[Recorded data]
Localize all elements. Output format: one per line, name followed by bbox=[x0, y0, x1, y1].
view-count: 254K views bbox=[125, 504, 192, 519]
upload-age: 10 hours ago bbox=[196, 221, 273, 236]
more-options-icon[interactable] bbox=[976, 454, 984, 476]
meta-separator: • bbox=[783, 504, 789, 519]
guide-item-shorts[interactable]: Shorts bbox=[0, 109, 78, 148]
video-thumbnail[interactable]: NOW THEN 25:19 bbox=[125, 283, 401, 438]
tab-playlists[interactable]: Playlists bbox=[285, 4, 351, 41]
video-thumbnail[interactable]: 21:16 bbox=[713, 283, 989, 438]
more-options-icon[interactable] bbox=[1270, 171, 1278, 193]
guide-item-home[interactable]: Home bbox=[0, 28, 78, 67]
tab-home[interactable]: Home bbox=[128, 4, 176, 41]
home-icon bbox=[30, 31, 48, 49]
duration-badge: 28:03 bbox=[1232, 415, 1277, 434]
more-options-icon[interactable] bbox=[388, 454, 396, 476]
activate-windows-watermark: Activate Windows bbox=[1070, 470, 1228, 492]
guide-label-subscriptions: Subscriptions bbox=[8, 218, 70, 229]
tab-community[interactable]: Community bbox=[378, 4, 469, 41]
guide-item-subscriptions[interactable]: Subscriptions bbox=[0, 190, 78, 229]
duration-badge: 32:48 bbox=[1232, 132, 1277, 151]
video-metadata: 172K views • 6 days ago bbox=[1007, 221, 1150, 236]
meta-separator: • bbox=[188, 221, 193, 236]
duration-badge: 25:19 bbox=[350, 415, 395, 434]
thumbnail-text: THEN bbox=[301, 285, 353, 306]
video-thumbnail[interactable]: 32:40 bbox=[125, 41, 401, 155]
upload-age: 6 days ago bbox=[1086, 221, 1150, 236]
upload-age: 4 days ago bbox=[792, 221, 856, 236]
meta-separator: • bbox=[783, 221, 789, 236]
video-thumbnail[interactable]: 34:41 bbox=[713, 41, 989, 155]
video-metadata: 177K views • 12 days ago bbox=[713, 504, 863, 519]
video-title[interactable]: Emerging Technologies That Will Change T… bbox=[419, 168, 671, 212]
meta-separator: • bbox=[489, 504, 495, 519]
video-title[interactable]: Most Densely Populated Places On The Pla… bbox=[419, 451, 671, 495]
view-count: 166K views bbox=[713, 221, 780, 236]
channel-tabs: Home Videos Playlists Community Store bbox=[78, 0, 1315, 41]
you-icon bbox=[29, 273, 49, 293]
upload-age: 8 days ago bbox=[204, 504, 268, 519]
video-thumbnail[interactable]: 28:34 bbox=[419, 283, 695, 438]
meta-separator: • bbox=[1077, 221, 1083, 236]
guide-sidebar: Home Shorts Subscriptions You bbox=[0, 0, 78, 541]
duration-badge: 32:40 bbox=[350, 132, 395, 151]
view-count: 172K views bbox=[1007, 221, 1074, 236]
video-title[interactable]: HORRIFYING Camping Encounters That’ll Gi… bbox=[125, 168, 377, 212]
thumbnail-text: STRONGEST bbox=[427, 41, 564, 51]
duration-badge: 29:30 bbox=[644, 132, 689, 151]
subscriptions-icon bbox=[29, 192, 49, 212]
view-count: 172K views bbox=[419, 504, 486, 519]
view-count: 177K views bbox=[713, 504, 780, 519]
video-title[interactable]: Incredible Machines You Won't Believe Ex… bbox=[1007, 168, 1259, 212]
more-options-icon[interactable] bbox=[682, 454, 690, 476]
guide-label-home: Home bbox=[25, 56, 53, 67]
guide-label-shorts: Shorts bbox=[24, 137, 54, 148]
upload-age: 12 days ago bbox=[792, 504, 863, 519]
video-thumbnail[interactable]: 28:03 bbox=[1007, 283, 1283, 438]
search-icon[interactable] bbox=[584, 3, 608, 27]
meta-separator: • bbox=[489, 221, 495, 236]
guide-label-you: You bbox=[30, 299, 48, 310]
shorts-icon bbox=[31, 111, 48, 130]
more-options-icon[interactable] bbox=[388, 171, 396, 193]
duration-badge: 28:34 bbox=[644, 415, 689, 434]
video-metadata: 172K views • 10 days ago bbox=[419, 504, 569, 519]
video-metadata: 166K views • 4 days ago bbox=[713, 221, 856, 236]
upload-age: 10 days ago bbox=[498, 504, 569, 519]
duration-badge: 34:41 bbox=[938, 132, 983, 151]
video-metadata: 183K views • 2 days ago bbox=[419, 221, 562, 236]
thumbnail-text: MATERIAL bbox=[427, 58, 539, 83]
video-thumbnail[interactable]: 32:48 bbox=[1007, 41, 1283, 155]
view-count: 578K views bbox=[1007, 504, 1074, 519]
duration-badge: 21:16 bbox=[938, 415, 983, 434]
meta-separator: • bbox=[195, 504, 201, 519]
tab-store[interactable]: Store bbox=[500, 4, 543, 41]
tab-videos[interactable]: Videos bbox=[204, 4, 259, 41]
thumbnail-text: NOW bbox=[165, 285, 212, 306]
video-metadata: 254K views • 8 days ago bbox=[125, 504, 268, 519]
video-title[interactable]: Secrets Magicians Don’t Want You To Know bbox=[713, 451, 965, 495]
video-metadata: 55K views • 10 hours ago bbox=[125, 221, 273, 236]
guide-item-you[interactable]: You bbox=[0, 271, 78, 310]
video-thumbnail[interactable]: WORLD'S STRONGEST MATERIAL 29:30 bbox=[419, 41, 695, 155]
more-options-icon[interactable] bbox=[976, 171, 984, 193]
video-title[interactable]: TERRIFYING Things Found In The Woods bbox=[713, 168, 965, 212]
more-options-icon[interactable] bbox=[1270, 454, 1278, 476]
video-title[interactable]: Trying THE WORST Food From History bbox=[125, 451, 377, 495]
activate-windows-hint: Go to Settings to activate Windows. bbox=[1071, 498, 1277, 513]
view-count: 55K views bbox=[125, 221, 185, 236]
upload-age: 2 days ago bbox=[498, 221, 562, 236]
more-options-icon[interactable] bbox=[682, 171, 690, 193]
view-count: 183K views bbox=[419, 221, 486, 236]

● What is asked: Copy out every one of the entries above word for word, keeping each line as it appears.

● Problem solution:
Localize all elements. Output format: one per line, name followed by bbox=[x0, y0, x1, y1].
view-count: 254K views bbox=[125, 504, 192, 519]
upload-age: 10 hours ago bbox=[196, 221, 273, 236]
more-options-icon[interactable] bbox=[976, 454, 984, 476]
meta-separator: • bbox=[783, 504, 789, 519]
guide-item-shorts[interactable]: Shorts bbox=[0, 109, 78, 148]
video-thumbnail[interactable]: NOW THEN 25:19 bbox=[125, 283, 401, 438]
tab-playlists[interactable]: Playlists bbox=[285, 4, 351, 41]
video-thumbnail[interactable]: 21:16 bbox=[713, 283, 989, 438]
more-options-icon[interactable] bbox=[1270, 171, 1278, 193]
guide-item-home[interactable]: Home bbox=[0, 28, 78, 67]
tab-home[interactable]: Home bbox=[128, 4, 176, 41]
home-icon bbox=[30, 31, 48, 49]
duration-badge: 28:03 bbox=[1232, 415, 1277, 434]
more-options-icon[interactable] bbox=[388, 454, 396, 476]
activate-windows-watermark: Activate Windows bbox=[1070, 470, 1228, 492]
guide-label-subscriptions: Subscriptions bbox=[8, 218, 70, 229]
tab-community[interactable]: Community bbox=[378, 4, 469, 41]
guide-item-subscriptions[interactable]: Subscriptions bbox=[0, 190, 78, 229]
duration-badge: 32:48 bbox=[1232, 132, 1277, 151]
video-metadata: 172K views • 6 days ago bbox=[1007, 221, 1150, 236]
meta-separator: • bbox=[188, 221, 193, 236]
duration-badge: 25:19 bbox=[350, 415, 395, 434]
thumbnail-text: THEN bbox=[301, 285, 353, 306]
video-thumbnail[interactable]: 32:40 bbox=[125, 41, 401, 155]
upload-age: 6 days ago bbox=[1086, 221, 1150, 236]
upload-age: 4 days ago bbox=[792, 221, 856, 236]
meta-separator: • bbox=[783, 221, 789, 236]
video-thumbnail[interactable]: 34:41 bbox=[713, 41, 989, 155]
video-metadata: 177K views • 12 days ago bbox=[713, 504, 863, 519]
video-title[interactable]: Emerging Technologies That Will Change T… bbox=[419, 168, 671, 212]
meta-separator: • bbox=[489, 504, 495, 519]
video-title[interactable]: Most Densely Populated Places On The Pla… bbox=[419, 451, 671, 495]
view-count: 166K views bbox=[713, 221, 780, 236]
channel-tabs: Home Videos Playlists Community Store bbox=[78, 0, 1315, 41]
you-icon bbox=[29, 273, 49, 293]
upload-age: 8 days ago bbox=[204, 504, 268, 519]
video-thumbnail[interactable]: 28:34 bbox=[419, 283, 695, 438]
meta-separator: • bbox=[1077, 221, 1083, 236]
guide-sidebar: Home Shorts Subscriptions You bbox=[0, 0, 78, 541]
duration-badge: 32:40 bbox=[350, 132, 395, 151]
view-count: 172K views bbox=[1007, 221, 1074, 236]
video-title[interactable]: HORRIFYING Camping Encounters That’ll Gi… bbox=[125, 168, 377, 212]
thumbnail-text: STRONGEST bbox=[427, 41, 564, 51]
duration-badge: 29:30 bbox=[644, 132, 689, 151]
subscriptions-icon bbox=[29, 192, 49, 212]
view-count: 172K views bbox=[419, 504, 486, 519]
view-count: 177K views bbox=[713, 504, 780, 519]
video-title[interactable]: Incredible Machines You Won't Believe Ex… bbox=[1007, 168, 1259, 212]
more-options-icon[interactable] bbox=[682, 454, 690, 476]
guide-label-home: Home bbox=[25, 56, 53, 67]
guide-label-shorts: Shorts bbox=[24, 137, 54, 148]
upload-age: 12 days ago bbox=[792, 504, 863, 519]
video-thumbnail[interactable]: 28:03 bbox=[1007, 283, 1283, 438]
search-icon[interactable] bbox=[584, 3, 608, 27]
meta-separator: • bbox=[489, 221, 495, 236]
guide-label-you: You bbox=[30, 299, 48, 310]
shorts-icon bbox=[31, 111, 48, 130]
more-options-icon[interactable] bbox=[388, 171, 396, 193]
duration-badge: 28:34 bbox=[644, 415, 689, 434]
video-metadata: 172K views • 10 days ago bbox=[419, 504, 569, 519]
video-metadata: 166K views • 4 days ago bbox=[713, 221, 856, 236]
upload-age: 10 days ago bbox=[498, 504, 569, 519]
duration-badge: 34:41 bbox=[938, 132, 983, 151]
video-metadata: 183K views • 2 days ago bbox=[419, 221, 562, 236]
thumbnail-text: MATERIAL bbox=[427, 58, 539, 83]
video-thumbnail[interactable]: 32:48 bbox=[1007, 41, 1283, 155]
view-count: 578K views bbox=[1007, 504, 1074, 519]
duration-badge: 21:16 bbox=[938, 415, 983, 434]
meta-separator: • bbox=[195, 504, 201, 519]
tab-store[interactable]: Store bbox=[500, 4, 543, 41]
tab-videos[interactable]: Videos bbox=[204, 4, 259, 41]
thumbnail-text: NOW bbox=[165, 285, 212, 306]
video-metadata: 254K views • 8 days ago bbox=[125, 504, 268, 519]
video-title[interactable]: Secrets Magicians Don’t Want You To Know bbox=[713, 451, 965, 495]
video-metadata: 55K views • 10 hours ago bbox=[125, 221, 273, 236]
guide-item-you[interactable]: You bbox=[0, 271, 78, 310]
video-thumbnail[interactable]: WORLD'S STRONGEST MATERIAL 29:30 bbox=[419, 41, 695, 155]
more-options-icon[interactable] bbox=[976, 171, 984, 193]
video-title[interactable]: TERRIFYING Things Found In The Woods bbox=[713, 168, 965, 212]
more-options-icon[interactable] bbox=[1270, 454, 1278, 476]
video-title[interactable]: Trying THE WORST Food From History bbox=[125, 451, 377, 495]
activate-windows-hint: Go to Settings to activate Windows. bbox=[1071, 498, 1277, 513]
view-count: 55K views bbox=[125, 221, 185, 236]
upload-age: 2 days ago bbox=[498, 221, 562, 236]
more-options-icon[interactable] bbox=[682, 171, 690, 193]
view-count: 183K views bbox=[419, 221, 486, 236]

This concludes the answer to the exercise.